> Instruction:
Using the listing below, copy every line that mentions "либо".

> Dataset records:

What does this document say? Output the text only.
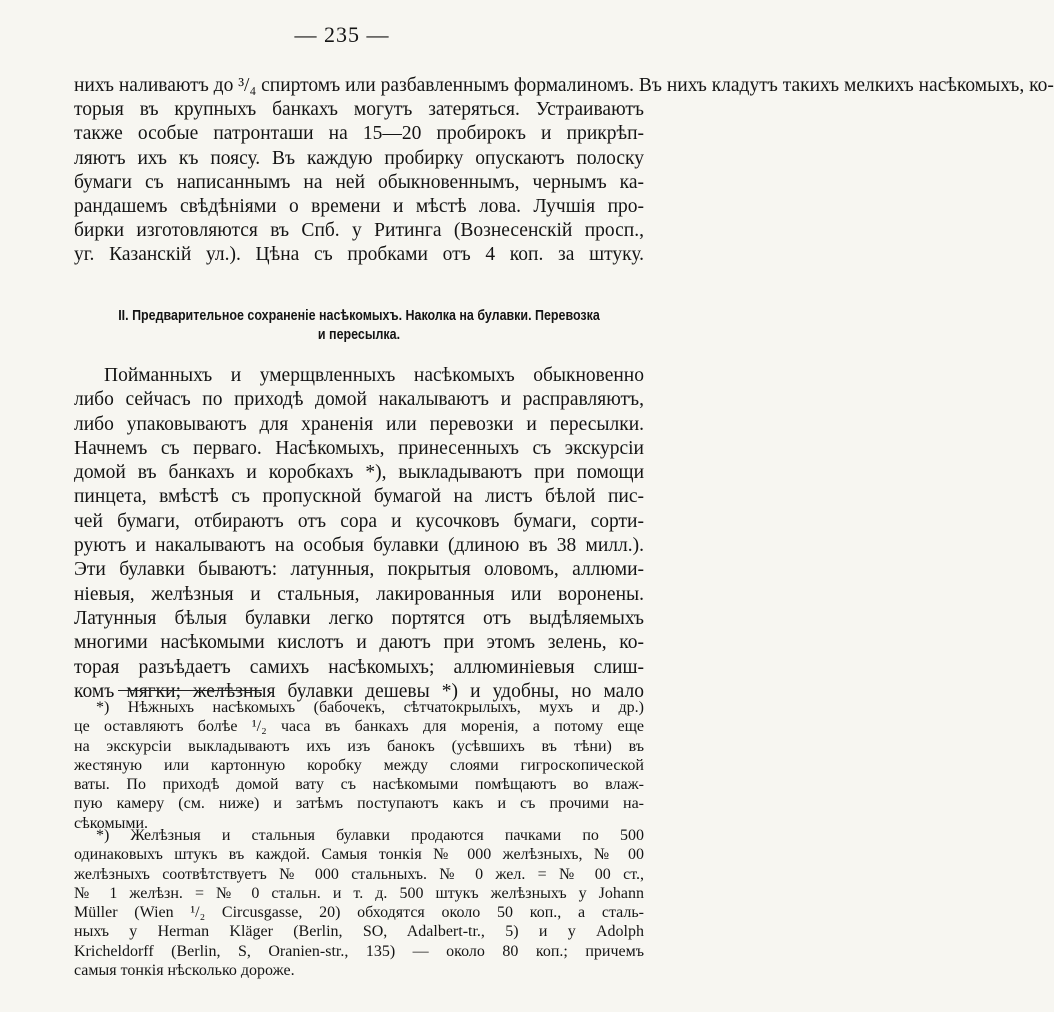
— 235 —
нихъ наливаютъ до ³/₄ спиртомъ или разбавленнымъ формалиномъ. Въ нихъ кладутъ такихъ мелкихъ насѣкомыхъ, ко-
торыя въ крупныхъ банкахъ могутъ затеряться. Устраиваютъ
также особые патронташи на 15—20 пробирокъ и прикрѣп-
ляютъ ихъ къ поясу. Въ каждую пробирку опускаютъ полоску
бумаги съ написаннымъ на ней обыкновеннымъ, чернымъ ка-
рандашемъ свѣдѣніями о времени и мѣстѣ лова. Лучшія про-
бирки изготовляются въ Спб. у Ритинга (Вознесенскій просп.,
уг. Казанскій ул.). Цѣна съ пробками отъ 4 коп. за штуку.
II. Предварительное сохраненіе насѣкомыхъ. Наколка на булавки. Перевозка
и пересылка.
Пойманныхъ и умерщвленныхъ насѣкомыхъ обыкновенно
либо сейчасъ по приходѣ домой накалываютъ и расправляютъ,
либо упаковываютъ для храненія или перевозки и пересылки.
Начнемъ съ перваго. Насѣкомыхъ, принесенныхъ съ экскурсіи
домой въ банкахъ и коробкахъ *), выкладываютъ при помощи
пинцета, вмѣстѣ съ пропускной бумагой на листъ бѣлой пис-
чей бумаги, отбираютъ отъ сора и кусочковъ бумаги, сорти-
руютъ и накалываютъ на особыя булавки (длиною въ 38 милл.).
Эти булавки бываютъ: латунныя, покрытыя оловомъ, аллюми-
ніевыя, желѣзныя и стальныя, лакированныя или воронены.
Латунныя бѣлыя булавки легко портятся отъ выдѣляемыхъ
многими насѣкомыми кислотъ и даютъ при этомъ зелень, ко-
торая разъѣдаетъ самихъ насѣкомыхъ; аллюминіевыя слиш-
комъ мягки; желѣзныя булавки дешевы *) и удобны, но мало
*) Нѣжныхъ насѣкомыхъ (бабочекъ, сѣтчатокрылыхъ, мухъ и др.)
це оставляютъ болѣе ¹/₂ часа въ банкахъ для моренія, а потому еще
на экскурсіи выкладываютъ ихъ изъ банокъ (усѣвшихъ въ тѣни) въ
жестяную или картонную коробку между слоями гигроскопической
ваты. По приходѣ домой вату съ насѣкомыми помѣщаютъ во влаж-
пую камеру (см. ниже) и затѣмъ поступаютъ какъ и съ прочими на-
сѣкомыми.
*) Желѣзныя и стальныя булавки продаются пачками по 500
одинаковыхъ штукъ въ каждой. Самыя тонкія № 000 желѣзныхъ, № 00
желѣзныхъ соотвѣтствуетъ № 000 стальныхъ. № 0 жел. = № 00 ст.,
№ 1 желѣзн. = № 0 стальн. и т. д. 500 штукъ желѣзныхъ у Johann
Müller (Wien ¹/₂ Circusgasse, 20) обходятся около 50 коп., а сталь-
ныхъ у Herman Kläger (Berlin, SO, Adalbert-tr., 5) и у Adolph
Kricheldorff (Berlin, S, Oranien-str., 135) — около 80 коп.; причемъ
самыя тонкія нѣсколько дороже.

> Reply:
либо сейчасъ по приходѣ домой накалываютъ и расправляютъ,
либо упаковываютъ для храненія или перевозки и пересылки.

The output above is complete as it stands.